**QUOTED PASSAGE:**
# # # # #

The White House decided to form its own advocacy group to rally public support for gun control, immigration-law changes, protection of safety-net programs, and other items that the president has made a priority in his battles with Congress.
Instead, Mr. Obama should have mobilized nonprofits that have already amassed the grass-roots supporters who will be needed for a successful fight.
His advisers fail to understand that. For example, the president has personally called upon mayors and police chiefs to push for gun-control measures but has neither asked nor encouraged powerful and grass-roots-oriented nonprofits to take on the issue. It's clear that without presidential urging, nonprofits will continue spending most of their advocacy energies on defending charitable deductions rather than using their troops and influence to fight against much more important proposed cuts in antipoverty programs and to support efforts such as gun control and an immigration overhaul.
Nor have philanthropic institutions done more than sit on the sidelines, refusing to shift their priorities, even slightly, in the face of these serious legislative imperatives.

# # # # #

[Element and region data]
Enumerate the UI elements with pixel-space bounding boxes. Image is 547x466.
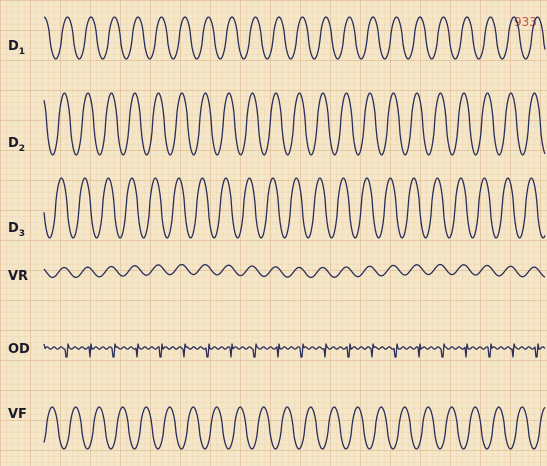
lead-name: D (8, 221, 19, 236)
grid (0, 0, 547, 466)
lead-name: D (8, 136, 19, 151)
lead-index: 2 (19, 144, 25, 154)
lead-name: OD (8, 342, 30, 357)
lead-label: VF (8, 407, 27, 422)
lead-index: 3 (19, 229, 25, 239)
lead-name: D (8, 39, 19, 54)
ecg-strip: 933 D1D2D3VRODVF (0, 0, 547, 466)
lead-label: OD (8, 342, 30, 357)
lead-index: 1 (19, 47, 25, 57)
lead-name: VR (8, 269, 28, 284)
lead-label: VR (8, 269, 28, 284)
lead-name: VF (8, 407, 27, 422)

# # # # #

**ACTIONS TO TAKE:**
A. List the policy items that the passage on White House advocacy names in its first sentence as priorities of the president.
B. Extend the passage on White House advocacy beyond its final sentence.

**OUTPUTS:**
A. Gun control; immigration-law changes; protection of safety-net programs.

B.
At the very least, even if foundations won't get involved in backing specific advocacy efforts on controversial topics, they would do well to give money to groups that are challenging how Washington works.
Watchdog groups like the Center for Effective Government, Citizens for Responsibility and Ethics in Washington, Common Cause, Corporate Accountability International, and the Government Accountability Project are doing outstanding work with limited budgets and insufficient staffs. Their activities are helping to keep democratic institutions transparent and publicly accountable. Yet their numbers are too few; we need many more of them.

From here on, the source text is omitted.